In our previous article, we explained how to use PyMC3 to do Bayesian A/B testing for discrete variables. In this article, we will do the same thing for continuous variables.
This article is structured as follows.
- An overview of the BEST method (Bayesian supersedes the t-Test) invented by John Kruschke around 2013.
- To make statistical inferences, we need data! We will explain how to use a Python package called Beautiful Soup to scrape data from the internet. In our case, we will scrape NBA salaries from EPSN.com to do our analysis.
- A concrete example of the BEST method on NBA players’ salaries. More precisely, we will compare the salary of NBA players across different positions using the second section’s data.
As the second section is mainly about getting the relevant data, those who just want to see how BEST works can skip it. The data, which we scraped, is available in this Github repository.
Before we dive into the details, we want to give a small remark about our analysis. From our discussions with Austin Rochford, who is a big fan of the Philadelphia 76ers, we learn that the relationship between salaries and positions should be correlative, not causal. One particular reason is that salaries are entirely not randomized as they depend on past performances. We are thankful to Austin for his expertise feedback on our results.
Part 1: Bayesian supersedes the t-Test
As we explained in the first part, classical t-Test has several drawbacks, especially from a business perspective. To overcome these issues, in 2013, John Kruschke at Indiana University invented a new procedure for A/B testing from a Bayesian perspective.
As we explained in the first part, classical t-Test has several drawbacks, especially from a business perspective. To overcome these issues, in 2013, John Kruschke at Indiana University invented a new procedure for A/B testing from a Bayesian perspective.
In this procedure, the data are described by a Student-t distribution. This choice is arguably more informative than using a normal distribution because it can represent distributions with a tail, which is true in our case.
We need three parameters to describe a Student-t distribution: the mean μ, the standard deviation σ, and the degree of freedom ν. Kruschke used the following prior distributions for these parameters.
- μ follows a normal distribution.
- σ follows a uniform distribution
- ν follows a shifted exponential distribution.
Note that the ν-parameter controls the normality of the data: when ν>30, the Student t distribution is close to a normal distribution. However, if ν is small, Student t-distributions have a heavy tail. This is why we choose the parameter 1/29 in the prior distribution of ν: it is a "cut-off" for normality.
The following graphical representation summarizes the above description.

Part 1.1. Region of practical equivalence.

Dataset rows.
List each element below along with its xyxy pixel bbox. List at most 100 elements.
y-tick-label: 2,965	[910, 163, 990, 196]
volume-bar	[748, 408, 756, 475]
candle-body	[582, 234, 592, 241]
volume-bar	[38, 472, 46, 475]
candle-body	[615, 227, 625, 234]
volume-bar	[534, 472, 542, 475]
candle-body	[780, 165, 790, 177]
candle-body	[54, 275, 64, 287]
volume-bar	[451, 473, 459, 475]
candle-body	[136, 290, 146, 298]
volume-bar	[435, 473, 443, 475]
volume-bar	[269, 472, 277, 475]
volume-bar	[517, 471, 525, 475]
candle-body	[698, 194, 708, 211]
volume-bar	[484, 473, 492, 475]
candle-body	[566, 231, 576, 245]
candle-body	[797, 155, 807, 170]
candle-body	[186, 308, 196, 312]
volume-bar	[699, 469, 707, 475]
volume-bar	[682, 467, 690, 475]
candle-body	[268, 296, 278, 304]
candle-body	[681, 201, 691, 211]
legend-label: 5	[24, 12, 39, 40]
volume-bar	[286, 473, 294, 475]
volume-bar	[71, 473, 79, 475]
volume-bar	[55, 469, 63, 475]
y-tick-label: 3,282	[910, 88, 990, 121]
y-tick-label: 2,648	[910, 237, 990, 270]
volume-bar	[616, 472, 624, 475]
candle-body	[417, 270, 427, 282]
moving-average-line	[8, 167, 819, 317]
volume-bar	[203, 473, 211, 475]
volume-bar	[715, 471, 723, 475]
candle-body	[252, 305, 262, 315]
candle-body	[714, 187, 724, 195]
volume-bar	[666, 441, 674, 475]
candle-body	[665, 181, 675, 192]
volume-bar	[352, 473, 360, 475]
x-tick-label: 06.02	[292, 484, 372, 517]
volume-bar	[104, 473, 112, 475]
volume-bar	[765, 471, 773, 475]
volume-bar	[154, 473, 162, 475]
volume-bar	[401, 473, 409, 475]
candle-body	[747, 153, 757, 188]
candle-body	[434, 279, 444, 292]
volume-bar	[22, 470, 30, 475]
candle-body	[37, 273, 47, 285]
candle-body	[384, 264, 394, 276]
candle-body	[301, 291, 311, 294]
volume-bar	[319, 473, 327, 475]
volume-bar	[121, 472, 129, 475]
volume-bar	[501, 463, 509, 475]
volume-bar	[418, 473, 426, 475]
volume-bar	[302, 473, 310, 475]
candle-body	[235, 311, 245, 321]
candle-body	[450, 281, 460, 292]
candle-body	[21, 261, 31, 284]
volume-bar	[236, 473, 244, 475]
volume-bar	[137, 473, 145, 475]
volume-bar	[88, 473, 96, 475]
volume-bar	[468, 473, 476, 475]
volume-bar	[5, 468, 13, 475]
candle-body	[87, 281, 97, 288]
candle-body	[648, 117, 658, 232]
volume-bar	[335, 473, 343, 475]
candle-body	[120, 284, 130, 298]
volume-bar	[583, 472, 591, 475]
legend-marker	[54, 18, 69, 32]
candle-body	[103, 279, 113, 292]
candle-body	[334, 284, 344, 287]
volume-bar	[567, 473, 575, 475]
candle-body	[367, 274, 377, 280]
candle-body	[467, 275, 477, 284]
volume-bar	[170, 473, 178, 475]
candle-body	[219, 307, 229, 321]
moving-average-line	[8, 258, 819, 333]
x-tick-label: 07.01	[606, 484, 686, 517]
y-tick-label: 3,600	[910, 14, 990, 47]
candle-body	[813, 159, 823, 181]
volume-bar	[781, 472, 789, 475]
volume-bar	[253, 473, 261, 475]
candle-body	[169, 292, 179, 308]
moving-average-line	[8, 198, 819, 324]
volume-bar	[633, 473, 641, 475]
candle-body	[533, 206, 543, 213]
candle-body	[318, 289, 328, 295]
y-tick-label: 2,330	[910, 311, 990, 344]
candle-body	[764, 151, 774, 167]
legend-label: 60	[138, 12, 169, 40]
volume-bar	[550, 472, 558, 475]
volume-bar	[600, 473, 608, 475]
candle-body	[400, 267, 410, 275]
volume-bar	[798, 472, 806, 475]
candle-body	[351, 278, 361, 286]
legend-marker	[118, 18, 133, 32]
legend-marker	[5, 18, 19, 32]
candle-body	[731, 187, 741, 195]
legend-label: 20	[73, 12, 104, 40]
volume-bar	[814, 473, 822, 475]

Work instructions.
a) In the Bayesian A/B testing article, transcribe the part that opens with the words containing "- μ follows" and closes with "of practical equivalence.".
b) In the Bayesian A/B testing article, how would you rewrite the paragraph beginning "Before we dive into the details" more briefly while keeping its main facts?
c) According to the Bayesian A/B testing article, what kind of prior distribution does σ follow in Kruschke's procedure?

Full solutions.
a)
- μ follows a normal distribution.
- σ follows a uniform distribution
- ν follows a shifted exponential distribution.
Note that the ν-parameter controls the normality of the data: when ν>30, the Student t distribution is close to a normal distribution. However, if ν is small, Student t-distributions have a heavy tail. This is why we choose the parameter 1/29 in the prior distribution of ν: it is a "cut-off" for normality.
The following graphical representation summarizes the above description.

Part 1.1. Region of practical equivalence.

b) Austin Rochford, a big fan of the Philadelphia 76ers, pointed out that the relationship between salaries and positions should be read as correlative, not causal. One reason is that salaries are not randomized, since they depend on past performances. The authors thank him for his expert feedback on their results.

c) σ follows a uniform distribution.